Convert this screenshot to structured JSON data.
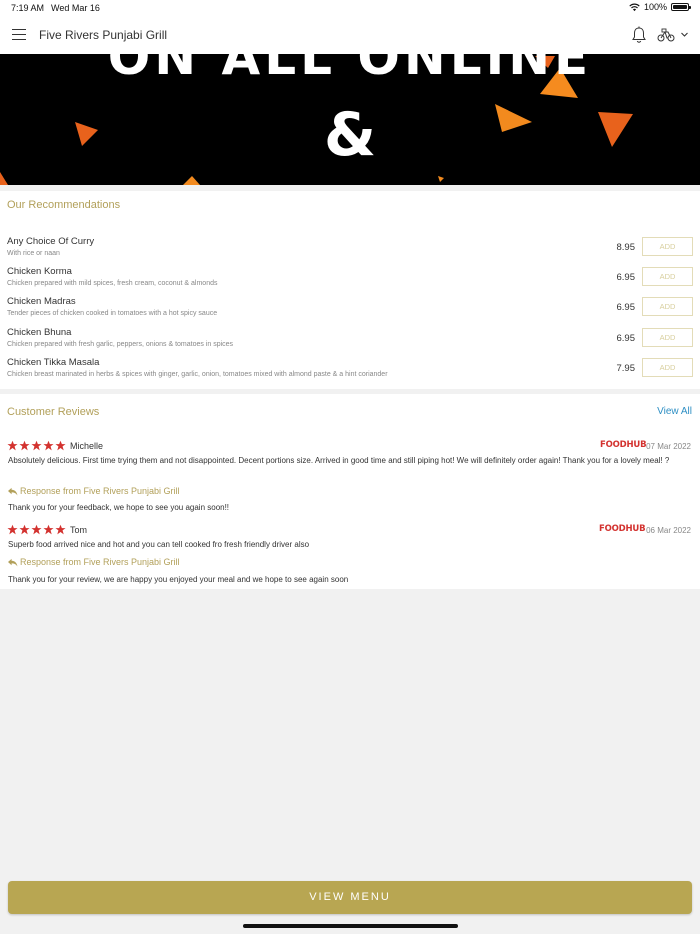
{
  "status_bar": {
    "time": "7:19 AM",
    "date": "Wed Mar 16",
    "battery": "100%"
  },
  "header": {
    "title": "Five Rivers Punjabi Grill"
  },
  "banner": {
    "text": "ON ALL ONLINE",
    "amp": "&"
  },
  "recommendations": {
    "title": "Our Recommendations",
    "add_label": "ADD",
    "items": [
      {
        "name": "Any Choice Of Curry",
        "description": "With rice or naan",
        "price": "8.95"
      },
      {
        "name": "Chicken Korma",
        "description": "Chicken prepared with mild spices, fresh cream, coconut & almonds",
        "price": "6.95"
      },
      {
        "name": "Chicken Madras",
        "description": "Tender pieces of chicken cooked in tomatoes with a hot spicy sauce",
        "price": "6.95"
      },
      {
        "name": "Chicken Bhuna",
        "description": "Chicken prepared with fresh garlic, peppers, onions & tomatoes in spices",
        "price": "6.95"
      },
      {
        "name": "Chicken Tikka Masala",
        "description": "Chicken breast marinated in herbs & spices with ginger, garlic, onion, tomatoes mixed with almond paste & a hint coriander",
        "price": "7.95"
      }
    ]
  },
  "reviews": {
    "title": "Customer Reviews",
    "view_all": "View All",
    "items": [
      {
        "rating": 5,
        "reviewer": "Michelle",
        "source": "FOODHUB",
        "date": "07 Mar 2022",
        "text": "Absolutely delicious. First time trying them and not disappointed. Decent portions size. Arrived in good time and still piping hot! We will definitely order again! Thank you for a lovely meal! ?",
        "response_label": "Response from Five Rivers Punjabi Grill",
        "response": "Thank you for your feedback, we hope to see you again soon!!"
      },
      {
        "rating": 5,
        "reviewer": "Tom",
        "source": "FOODHUB",
        "date": "06 Mar 2022",
        "text": "Superb food arrived nice and hot and you can tell cooked fro fresh friendly driver also",
        "response_label": "Response from Five Rivers Punjabi Grill",
        "response": "Thank you for your review, we are happy you enjoyed your meal and we hope to see again soon"
      }
    ]
  },
  "footer": {
    "view_menu": "VIEW MENU"
  },
  "colors": {
    "accent": "#b8a652",
    "link": "#2e8fc4",
    "star": "#d3322f",
    "foodhub": "#d3322f"
  },
  "icons": [
    "menu-icon",
    "bell-icon",
    "bike-icon",
    "chevron-down-icon",
    "wifi-icon",
    "battery-icon",
    "star-icon",
    "reply-icon"
  ]
}
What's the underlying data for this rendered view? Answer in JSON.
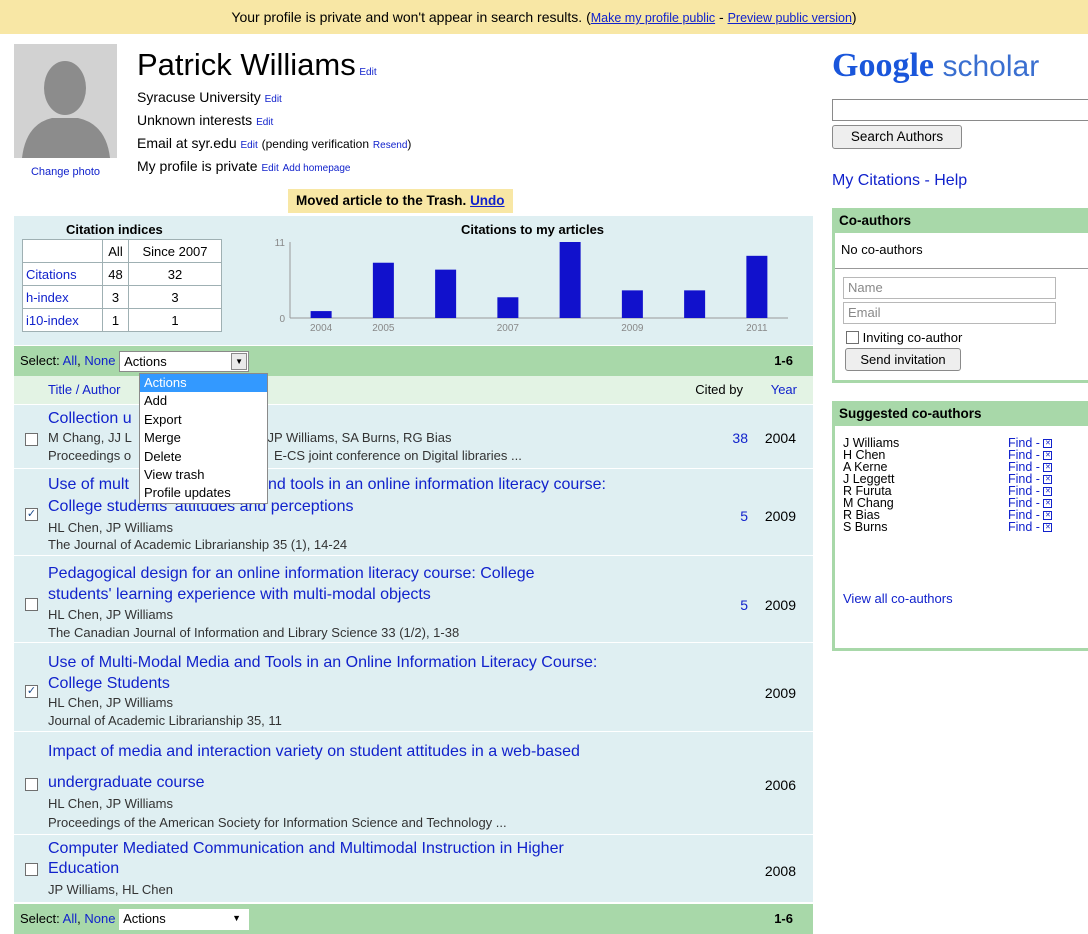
{
  "notice": {
    "text": "Your profile is private and won't appear in search results. (",
    "make_public": "Make my profile public",
    "sep": " - ",
    "preview": "Preview public version",
    "close": ")"
  },
  "profile": {
    "name": "Patrick Williams",
    "edit": "Edit",
    "affiliation": "Syracuse University",
    "interests": "Unknown interests",
    "email": "Email at syr.edu",
    "pending": "(pending verification",
    "resend": "Resend",
    "pending_close": ")",
    "privacy": "My profile is private",
    "add_homepage": "Add homepage",
    "change_photo": "Change photo"
  },
  "moved_msg": {
    "text": "Moved article to the Trash.",
    "undo": "Undo"
  },
  "citation_indices": {
    "title": "Citation indices",
    "headers": [
      "",
      "All",
      "Since 2007"
    ],
    "rows": [
      {
        "label": "Citations",
        "all": "48",
        "since": "32"
      },
      {
        "label": "h-index",
        "all": "3",
        "since": "3"
      },
      {
        "label": "i10-index",
        "all": "1",
        "since": "1"
      }
    ]
  },
  "chart_data": {
    "type": "bar",
    "title": "Citations to my articles",
    "categories": [
      "2004",
      "2005",
      "2006",
      "2007",
      "2008",
      "2009",
      "2010",
      "2011"
    ],
    "values": [
      1,
      8,
      7,
      3,
      11,
      4,
      4,
      9
    ],
    "tick_labels": [
      "2004",
      "2005",
      "2007",
      "2009",
      "2011"
    ],
    "y_ticks": [
      "0",
      "11"
    ],
    "ylim": [
      0,
      11
    ],
    "bar_color": "#1111cc"
  },
  "select_bar": {
    "label": "Select:",
    "all": "All",
    "none": "None",
    "actions": "Actions",
    "count": "1-6"
  },
  "list_header": {
    "title_author": "Title / Author",
    "cited_by": "Cited by",
    "year": "Year"
  },
  "menu": [
    "Actions",
    "Add",
    "Export",
    "Merge",
    "Delete",
    "View trash",
    "Profile updates"
  ],
  "articles": [
    {
      "title": "Collection u",
      "authors": "M Chang, JJ L",
      "authors_tail": "A Kerne, JP Williams, SA Burns, RG Bias",
      "venue": "Proceedings o",
      "venue_tail": "E-CS joint conference on Digital libraries ...",
      "cited": "38",
      "year": "2004",
      "checked": false
    },
    {
      "title_a": "Use of mult",
      "title_b": "nd tools in an online information literacy course:",
      "title_c": "College students' attitudes and perceptions",
      "authors": "HL Chen, JP Williams",
      "venue": "The Journal of Academic Librarianship 35 (1), 14-24",
      "cited": "5",
      "year": "2009",
      "checked": true
    },
    {
      "title_a": "Pedagogical design for an online information literacy course: College",
      "title_b": "students' learning experience with multi-modal objects",
      "authors": "HL Chen, JP Williams",
      "venue": "The Canadian Journal of Information and Library Science 33 (1/2), 1-38",
      "cited": "5",
      "year": "2009",
      "checked": false
    },
    {
      "title_a": "Use of Multi-Modal Media and Tools in an Online Information Literacy Course:",
      "title_b": "College Students",
      "authors": "HL Chen, JP Williams",
      "venue": "Journal of Academic Librarianship 35, 11",
      "cited": "",
      "year": "2009",
      "checked": true
    },
    {
      "title_a": "Impact of media and interaction variety on student attitudes in a web-based",
      "title_b": "undergraduate course",
      "authors": "HL Chen, JP Williams",
      "venue": "Proceedings of the American Society for Information Science and Technology ...",
      "cited": "",
      "year": "2006",
      "checked": false
    },
    {
      "title_a": "Computer Mediated Communication and Multimodal Instruction in Higher",
      "title_b": "Education",
      "authors": "JP Williams, HL Chen",
      "venue": "",
      "cited": "",
      "year": "2008",
      "checked": false
    }
  ],
  "right": {
    "logo_google": "Google",
    "logo_scholar": "scholar",
    "search_button": "Search Authors",
    "my_citations": "My Citations - Help",
    "coauthors_title": "Co-authors",
    "no_coauthors": "No co-authors",
    "name_placeholder": "Name",
    "email_placeholder": "Email",
    "inviting_label": "Inviting co-author",
    "send_invitation": "Send invitation",
    "suggested_title": "Suggested co-authors",
    "suggested": [
      "J Williams",
      "H Chen",
      "A Kerne",
      "J Leggett",
      "R Furuta",
      "M Chang",
      "R Bias",
      "S Burns"
    ],
    "find": "Find - ",
    "view_all": "View all co-authors"
  }
}
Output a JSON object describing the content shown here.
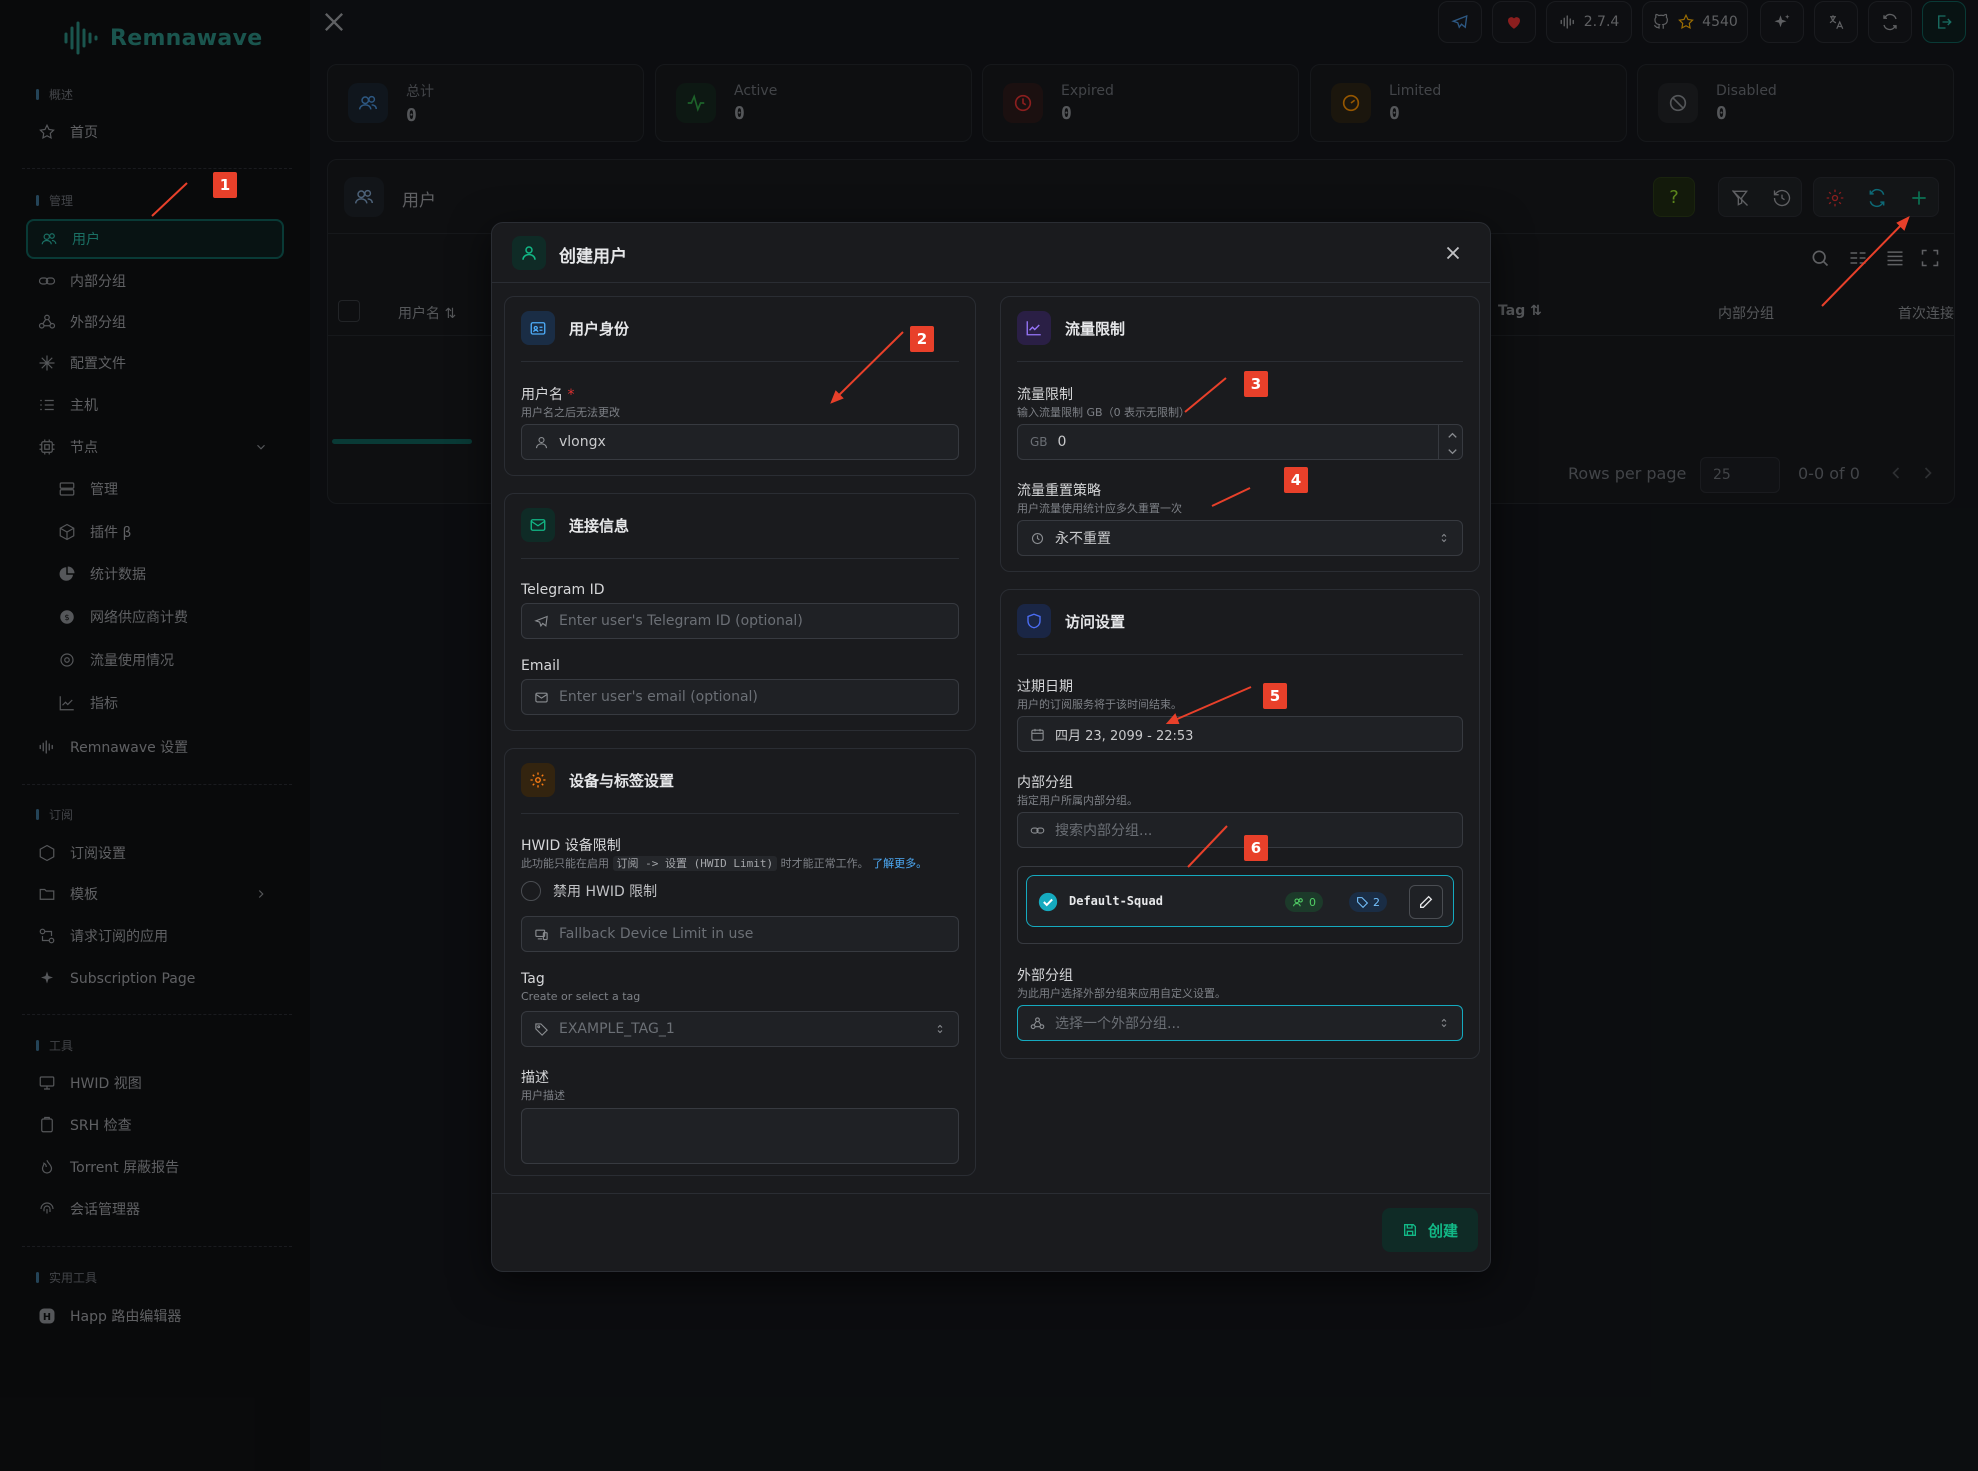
{
  "brand": {
    "name": "Remnawave"
  },
  "sidebar": {
    "sections": [
      {
        "label": "概述"
      },
      {
        "label": "管理"
      },
      {
        "label": "订阅"
      },
      {
        "label": "工具"
      },
      {
        "label": "实用工具"
      }
    ],
    "items": [
      {
        "label": "首页",
        "icon": "star-icon"
      },
      {
        "label": "用户",
        "icon": "users-icon"
      },
      {
        "label": "内部分组",
        "icon": "link-icon"
      },
      {
        "label": "外部分组",
        "icon": "webhook-icon"
      },
      {
        "label": "配置文件",
        "icon": "config-icon"
      },
      {
        "label": "主机",
        "icon": "list-icon"
      },
      {
        "label": "节点",
        "icon": "cpu-icon"
      },
      {
        "label": "管理",
        "icon": "server-icon"
      },
      {
        "label": "插件 β",
        "icon": "cube-icon"
      },
      {
        "label": "统计数据",
        "icon": "pie-icon"
      },
      {
        "label": "网络供应商计费",
        "icon": "coin-icon"
      },
      {
        "label": "流量使用情况",
        "icon": "gauge-icon"
      },
      {
        "label": "指标",
        "icon": "chart-icon"
      },
      {
        "label": "Remnawave 设置",
        "icon": "wave-icon"
      },
      {
        "label": "订阅设置",
        "icon": "hexagon-icon"
      },
      {
        "label": "模板",
        "icon": "folder-icon"
      },
      {
        "label": "请求订阅的应用",
        "icon": "apps-icon"
      },
      {
        "label": "Subscription Page",
        "icon": "sparkle-icon"
      },
      {
        "label": "HWID 视图",
        "icon": "monitor-icon"
      },
      {
        "label": "SRH 检查",
        "icon": "clipboard-icon"
      },
      {
        "label": "Torrent 屏蔽报告",
        "icon": "flame-icon"
      },
      {
        "label": "会话管理器",
        "icon": "fingerprint-icon"
      },
      {
        "label": "Happ 路由编辑器",
        "icon": "happ-icon"
      }
    ]
  },
  "toolbar": {
    "version": "2.7.4",
    "stars": "4540"
  },
  "stats": [
    {
      "label": "总计",
      "value": "0"
    },
    {
      "label": "Active",
      "value": "0"
    },
    {
      "label": "Expired",
      "value": "0"
    },
    {
      "label": "Limited",
      "value": "0"
    },
    {
      "label": "Disabled",
      "value": "0"
    }
  ],
  "users_panel": {
    "title": "用户",
    "columns": [
      "用户名",
      "Tag",
      "内部分组",
      "首次连接"
    ],
    "rows_per_page_label": "Rows per page",
    "rows_per_page": "25",
    "range": "0-0 of 0"
  },
  "modal": {
    "title": "创建用户",
    "identity": {
      "title": "用户身份",
      "username_label": "用户名",
      "username_required": "*",
      "username_desc": "用户名之后无法更改",
      "username_value": "vlongx"
    },
    "contact": {
      "title": "连接信息",
      "telegram_label": "Telegram ID",
      "telegram_placeholder": "Enter user's Telegram ID (optional)",
      "email_label": "Email",
      "email_placeholder": "Enter user's email (optional)"
    },
    "device": {
      "title": "设备与标签设置",
      "hwid_label": "HWID 设备限制",
      "hwid_desc_a": "此功能只能在启用",
      "hwid_desc_code": "订阅 -> 设置 (HWID Limit)",
      "hwid_desc_b": "时才能正常工作。",
      "hwid_learn_more": "了解更多。",
      "hwid_disable_label": "禁用 HWID 限制",
      "fallback_placeholder": "Fallback Device Limit in use",
      "tag_label": "Tag",
      "tag_desc": "Create or select a tag",
      "tag_placeholder": "EXAMPLE_TAG_1",
      "desc_label": "描述",
      "desc_desc": "用户描述"
    },
    "traffic": {
      "title": "流量限制",
      "limit_label": "流量限制",
      "limit_desc": "输入流量限制 GB（0 表示无限制）",
      "limit_unit": "GB",
      "limit_value": "0",
      "reset_label": "流量重置策略",
      "reset_desc": "用户流量使用统计应多久重置一次",
      "reset_value": "永不重置"
    },
    "access": {
      "title": "访问设置",
      "expire_label": "过期日期",
      "expire_desc": "用户的订阅服务将于该时间结束。",
      "expire_value": "四月 23, 2099 - 22:53",
      "internal_label": "内部分组",
      "internal_desc": "指定用户所属内部分组。",
      "internal_placeholder": "搜索内部分组...",
      "squad_name": "Default-Squad",
      "squad_users": "0",
      "squad_inbounds": "2",
      "external_label": "外部分组",
      "external_desc": "为此用户选择外部分组来应用自定义设置。",
      "external_placeholder": "选择一个外部分组..."
    },
    "create_label": "创建"
  },
  "annotations": [
    "1",
    "2",
    "3",
    "4",
    "5",
    "6"
  ],
  "colors": {
    "accent": "#12b886",
    "annotation": "#e8402a"
  }
}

□ □ □ □ □

- [Objective]:
Return each full line of the entries that contains the word "private".

- [Full output]:
    "text": "Your profile is private and won't appear in search results. (",
    "privacy": "My profile is private",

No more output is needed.